What the task requires
Copy each line with the word "JSON" in it.

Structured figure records
--- Begin ---
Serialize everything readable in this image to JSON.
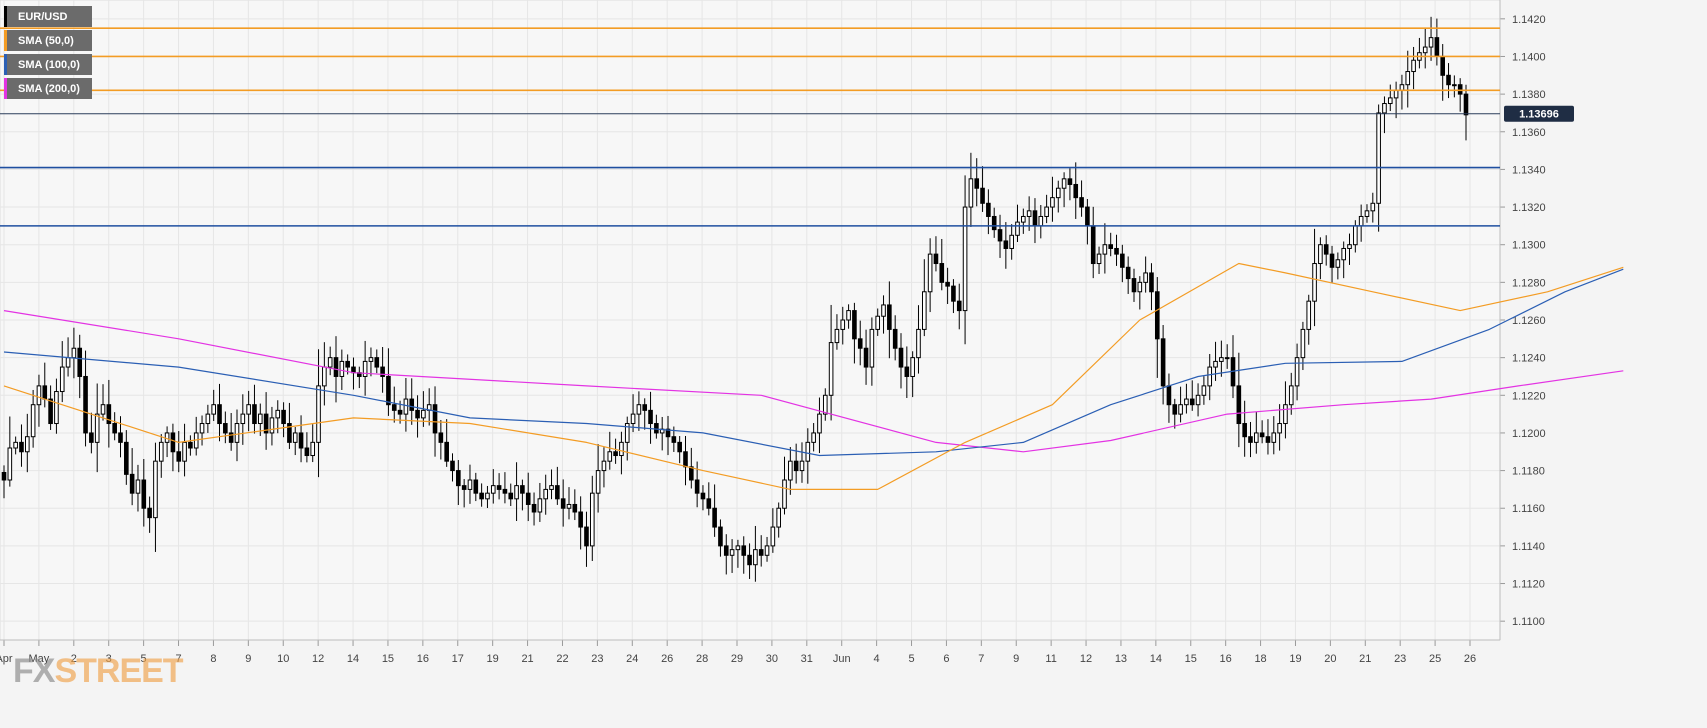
{
  "legend": [
    {
      "label": "EUR/USD",
      "color": "#000000"
    },
    {
      "label": "SMA (50,0)",
      "color": "#f39c24"
    },
    {
      "label": "SMA (100,0)",
      "color": "#2b5fb4"
    },
    {
      "label": "SMA (200,0)",
      "color": "#e333e3"
    }
  ],
  "watermark": {
    "prefix": "FX",
    "suffix": "STREET"
  },
  "price_label": "1.13696",
  "chart_data": {
    "type": "candlestick",
    "symbol": "EUR/USD",
    "ylim": [
      1.109,
      1.143
    ],
    "yticks": [
      "1.1100",
      "1.1120",
      "1.1140",
      "1.1160",
      "1.1180",
      "1.1200",
      "1.1220",
      "1.1240",
      "1.1260",
      "1.1280",
      "1.1300",
      "1.1320",
      "1.1340",
      "1.1360",
      "1.1380",
      "1.1400",
      "1.1420"
    ],
    "xtick_labels": [
      "Apr",
      "May",
      "2",
      "3",
      "5",
      "7",
      "8",
      "9",
      "10",
      "12",
      "14",
      "15",
      "16",
      "17",
      "19",
      "21",
      "22",
      "23",
      "24",
      "26",
      "28",
      "29",
      "30",
      "31",
      "Jun",
      "4",
      "5",
      "6",
      "7",
      "9",
      "11",
      "12",
      "13",
      "14",
      "15",
      "16",
      "18",
      "19",
      "20",
      "21",
      "23",
      "25",
      "26"
    ],
    "grid": true,
    "horizontal_levels": [
      {
        "value": 1.1415,
        "color": "#f39c24"
      },
      {
        "value": 1.14,
        "color": "#f39c24"
      },
      {
        "value": 1.1382,
        "color": "#f39c24"
      },
      {
        "value": 1.1341,
        "color": "#1f4fa0"
      },
      {
        "value": 1.131,
        "color": "#1f4fa0"
      }
    ],
    "last_price": 1.13696,
    "candles_close": [
      1.1175,
      1.1192,
      1.1195,
      1.119,
      1.1198,
      1.1215,
      1.1225,
      1.1218,
      1.1205,
      1.1222,
      1.1235,
      1.124,
      1.1245,
      1.123,
      1.12,
      1.1195,
      1.121,
      1.1215,
      1.1205,
      1.12,
      1.1195,
      1.1178,
      1.1168,
      1.1175,
      1.116,
      1.1155,
      1.1185,
      1.1195,
      1.12,
      1.119,
      1.1185,
      1.1195,
      1.1192,
      1.12,
      1.1205,
      1.121,
      1.1215,
      1.1205,
      1.12,
      1.1195,
      1.1205,
      1.121,
      1.1215,
      1.1205,
      1.121,
      1.12,
      1.1208,
      1.1212,
      1.1205,
      1.1195,
      1.12,
      1.1192,
      1.1188,
      1.1195,
      1.1225,
      1.1235,
      1.124,
      1.123,
      1.1238,
      1.1235,
      1.1232,
      1.123,
      1.1238,
      1.124,
      1.1235,
      1.123,
      1.1215,
      1.1212,
      1.121,
      1.1218,
      1.1212,
      1.1208,
      1.1212,
      1.1215,
      1.12,
      1.1195,
      1.1185,
      1.118,
      1.1172,
      1.117,
      1.1175,
      1.1168,
      1.1165,
      1.1168,
      1.1172,
      1.117,
      1.1168,
      1.1165,
      1.1172,
      1.1168,
      1.1162,
      1.1158,
      1.1165,
      1.117,
      1.1172,
      1.1165,
      1.116,
      1.1162,
      1.1158,
      1.115,
      1.114,
      1.1168,
      1.118,
      1.1185,
      1.119,
      1.1188,
      1.1195,
      1.1205,
      1.121,
      1.1215,
      1.1212,
      1.1205,
      1.12,
      1.1202,
      1.1198,
      1.1195,
      1.119,
      1.1182,
      1.1175,
      1.1168,
      1.1165,
      1.116,
      1.115,
      1.114,
      1.1135,
      1.1138,
      1.114,
      1.1135,
      1.113,
      1.1138,
      1.1135,
      1.114,
      1.115,
      1.116,
      1.1175,
      1.1185,
      1.118,
      1.1185,
      1.1195,
      1.12,
      1.121,
      1.122,
      1.1248,
      1.1255,
      1.126,
      1.1265,
      1.125,
      1.1245,
      1.1235,
      1.1255,
      1.1262,
      1.1268,
      1.1255,
      1.1245,
      1.1235,
      1.123,
      1.124,
      1.1255,
      1.1275,
      1.1295,
      1.129,
      1.128,
      1.1278,
      1.127,
      1.1265,
      1.132,
      1.1335,
      1.133,
      1.1322,
      1.1315,
      1.1308,
      1.1302,
      1.1298,
      1.1305,
      1.1312,
      1.1315,
      1.1318,
      1.131,
      1.1315,
      1.132,
      1.1325,
      1.133,
      1.1335,
      1.1332,
      1.1325,
      1.132,
      1.131,
      1.129,
      1.1295,
      1.13,
      1.1298,
      1.1295,
      1.1288,
      1.1282,
      1.1275,
      1.128,
      1.1285,
      1.1275,
      1.125,
      1.1225,
      1.1215,
      1.121,
      1.1215,
      1.1218,
      1.1215,
      1.122,
      1.1225,
      1.1235,
      1.1238,
      1.124,
      1.124,
      1.1225,
      1.1205,
      1.1198,
      1.1195,
      1.12,
      1.1198,
      1.1195,
      1.12,
      1.1205,
      1.1215,
      1.1225,
      1.124,
      1.1255,
      1.127,
      1.129,
      1.13,
      1.1295,
      1.1288,
      1.1292,
      1.1298,
      1.13,
      1.131,
      1.1315,
      1.1318,
      1.1322,
      1.137,
      1.1375,
      1.1378,
      1.1382,
      1.1385,
      1.1392,
      1.1398,
      1.1402,
      1.1405,
      1.141,
      1.14,
      1.139,
      1.1385,
      1.1385,
      1.138,
      1.1369
    ],
    "sma_50": [
      [
        0,
        1.1225
      ],
      [
        30,
        1.1195
      ],
      [
        60,
        1.1208
      ],
      [
        80,
        1.1205
      ],
      [
        100,
        1.1195
      ],
      [
        120,
        1.118
      ],
      [
        135,
        1.117
      ],
      [
        150,
        1.117
      ],
      [
        165,
        1.1195
      ],
      [
        180,
        1.1215
      ],
      [
        195,
        1.126
      ],
      [
        212,
        1.129
      ],
      [
        220,
        1.1285
      ],
      [
        235,
        1.1275
      ],
      [
        250,
        1.1265
      ],
      [
        265,
        1.1275
      ],
      [
        278,
        1.1288
      ]
    ],
    "sma_100": [
      [
        0,
        1.1243
      ],
      [
        30,
        1.1235
      ],
      [
        60,
        1.122
      ],
      [
        80,
        1.1208
      ],
      [
        100,
        1.1205
      ],
      [
        120,
        1.12
      ],
      [
        140,
        1.1188
      ],
      [
        160,
        1.119
      ],
      [
        175,
        1.1195
      ],
      [
        190,
        1.1215
      ],
      [
        205,
        1.123
      ],
      [
        220,
        1.1237
      ],
      [
        240,
        1.1238
      ],
      [
        255,
        1.1255
      ],
      [
        268,
        1.1275
      ],
      [
        278,
        1.1287
      ]
    ],
    "sma_200": [
      [
        0,
        1.1265
      ],
      [
        30,
        1.125
      ],
      [
        60,
        1.1232
      ],
      [
        100,
        1.1225
      ],
      [
        130,
        1.122
      ],
      [
        160,
        1.1195
      ],
      [
        175,
        1.119
      ],
      [
        190,
        1.1196
      ],
      [
        210,
        1.121
      ],
      [
        230,
        1.1215
      ],
      [
        245,
        1.1218
      ],
      [
        260,
        1.1225
      ],
      [
        278,
        1.1233
      ]
    ]
  }
}
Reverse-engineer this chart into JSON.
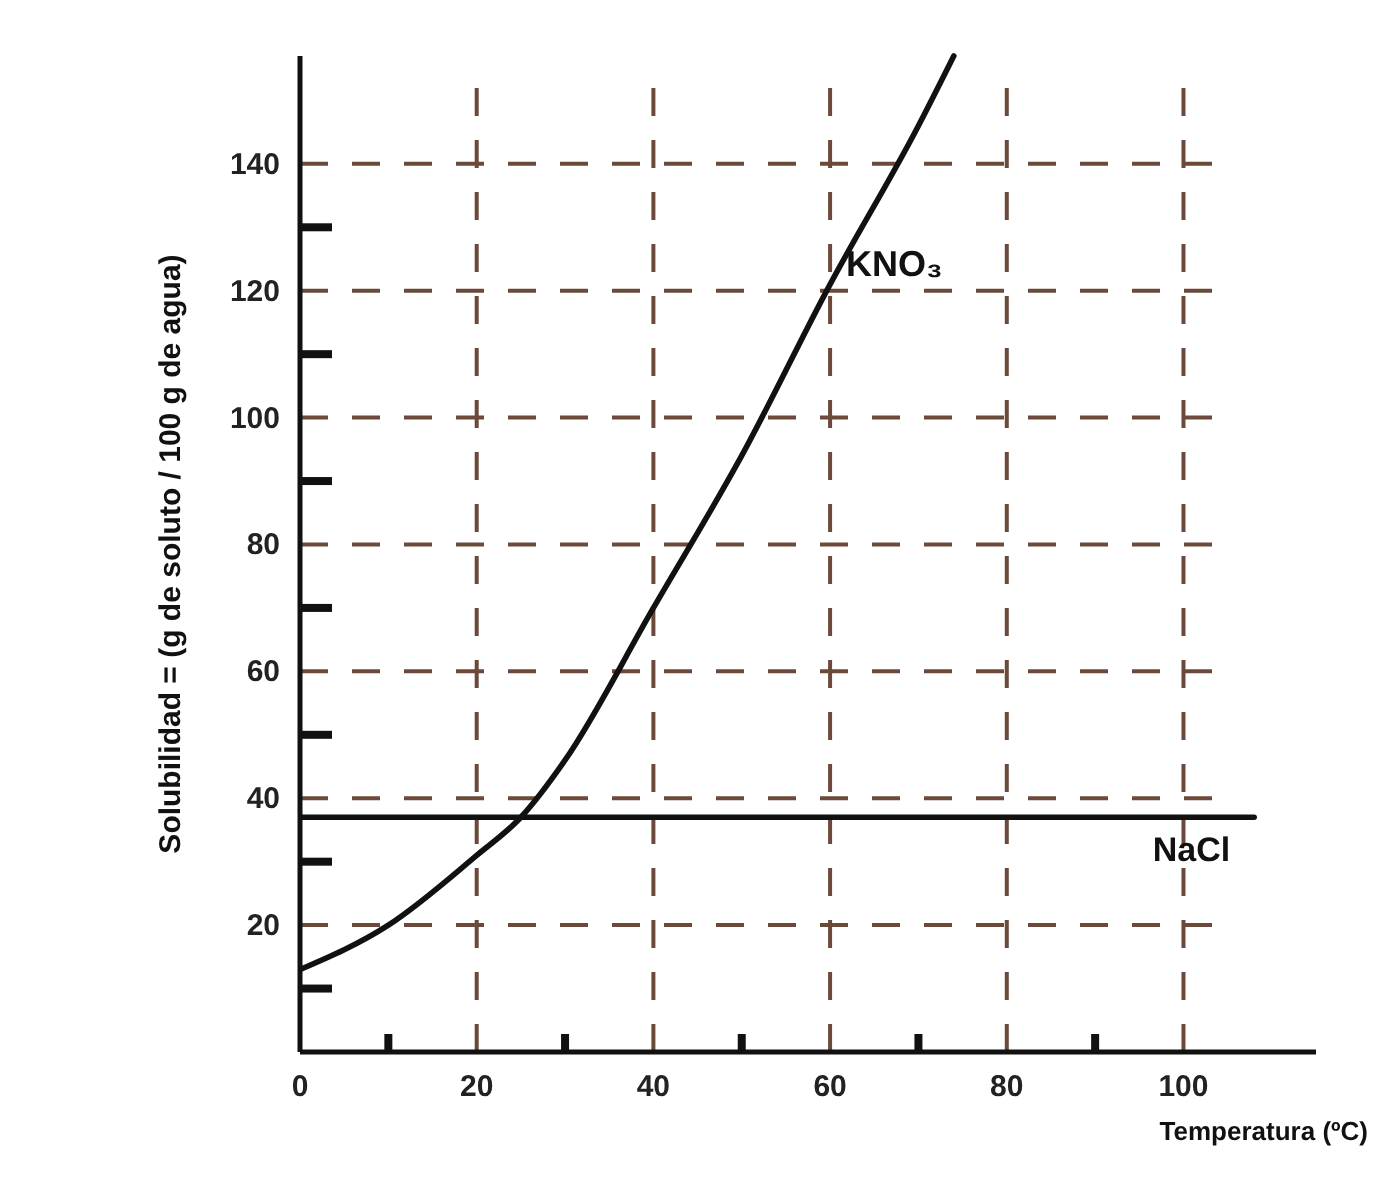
{
  "chart_data": {
    "type": "line",
    "xlabel": "Temperatura (ºC)",
    "ylabel": "Solubilidad = (g de soluto / 100 g de agua)",
    "xlim": [
      0,
      115
    ],
    "ylim": [
      0,
      157
    ],
    "xticks": [
      0,
      {
        "value": 10,
        "label": null
      },
      20,
      {
        "value": 30,
        "label": null
      },
      40,
      {
        "value": 50,
        "label": null
      },
      60,
      {
        "value": 70,
        "label": null
      },
      80,
      {
        "value": 90,
        "label": null
      },
      100
    ],
    "yticks": [
      {
        "value": 10,
        "label": null
      },
      20,
      {
        "value": 30,
        "label": null
      },
      40,
      {
        "value": 50,
        "label": null
      },
      60,
      {
        "value": 70,
        "label": null
      },
      80,
      {
        "value": 90,
        "label": null
      },
      100,
      {
        "value": 110,
        "label": null
      },
      120,
      {
        "value": 130,
        "label": null
      },
      140
    ],
    "grid": true,
    "marker": "none",
    "line_style": "solid",
    "series": [
      {
        "name": "KNO₃",
        "color": "#111111",
        "x": [
          0,
          10,
          20,
          25,
          30,
          40,
          50,
          60,
          70,
          74
        ],
        "values": [
          13,
          20,
          31,
          37,
          46,
          70,
          94,
          121,
          146,
          157
        ]
      },
      {
        "name": "NaCl",
        "color": "#111111",
        "x": [
          0,
          108
        ],
        "values": [
          37,
          37
        ]
      }
    ]
  }
}
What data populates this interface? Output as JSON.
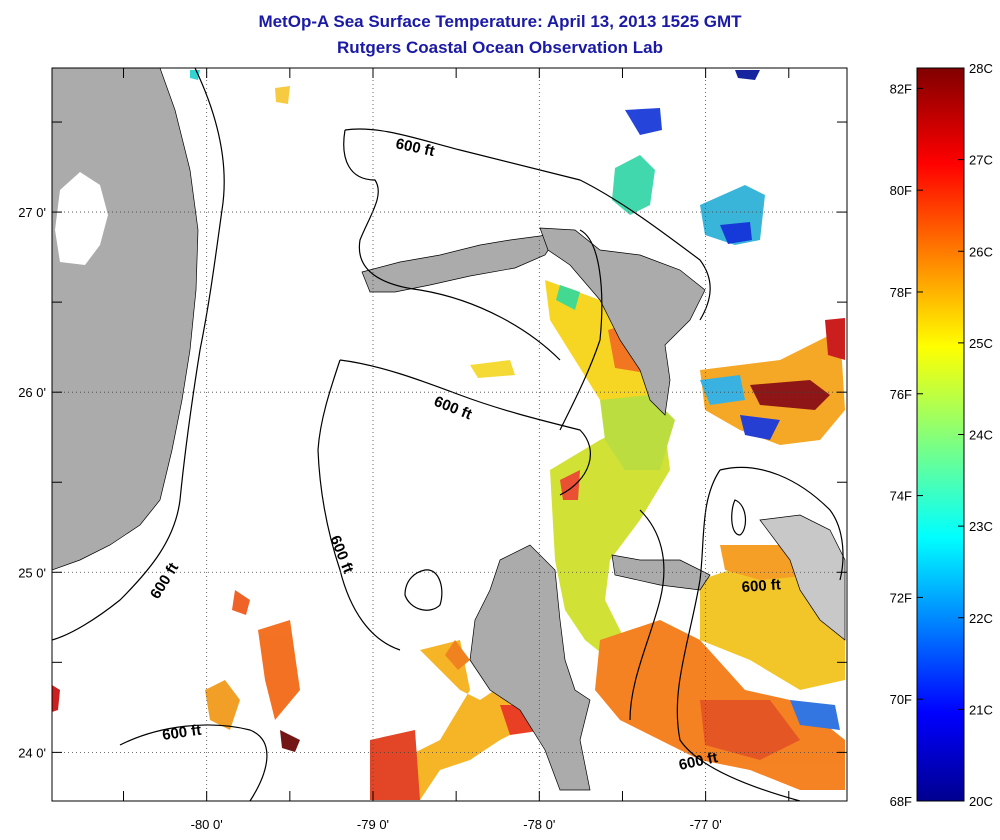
{
  "title": "MetOp-A Sea Surface Temperature:  April 13, 2013 1525 GMT",
  "subtitle": "Rutgers Coastal Ocean Observation Lab",
  "x_ticks": [
    {
      "lon": -80,
      "label": "-80 0'"
    },
    {
      "lon": -79,
      "label": "-79 0'"
    },
    {
      "lon": -78,
      "label": "-78 0'"
    },
    {
      "lon": -77,
      "label": "-77 0'"
    }
  ],
  "y_ticks": [
    {
      "lat": 27,
      "label": "27 0'"
    },
    {
      "lat": 26,
      "label": "26 0'"
    },
    {
      "lat": 25,
      "label": "25 0'"
    },
    {
      "lat": 24,
      "label": "24 0'"
    }
  ],
  "contour_labels": [
    "600 ft",
    "600 ft",
    "600 ft",
    "600 ft",
    "600 ft",
    "600 ft"
  ],
  "colorbar": {
    "celsius_labels": [
      "28C",
      "27C",
      "26C",
      "25C",
      "24C",
      "23C",
      "22C",
      "21C",
      "20C"
    ],
    "fahrenheit_labels": [
      "82F",
      "80F",
      "78F",
      "76F",
      "74F",
      "72F",
      "70F",
      "68F"
    ],
    "colormap": "jet",
    "range_c": [
      20,
      28
    ]
  },
  "colors": {
    "land": "#ababab",
    "title": "#1a1aa6"
  }
}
--- End ---
Written response
Serialize everything readable in this image to JSON.
Reverse-engineer this chart into JSON.
What data populates this interface? Output as JSON.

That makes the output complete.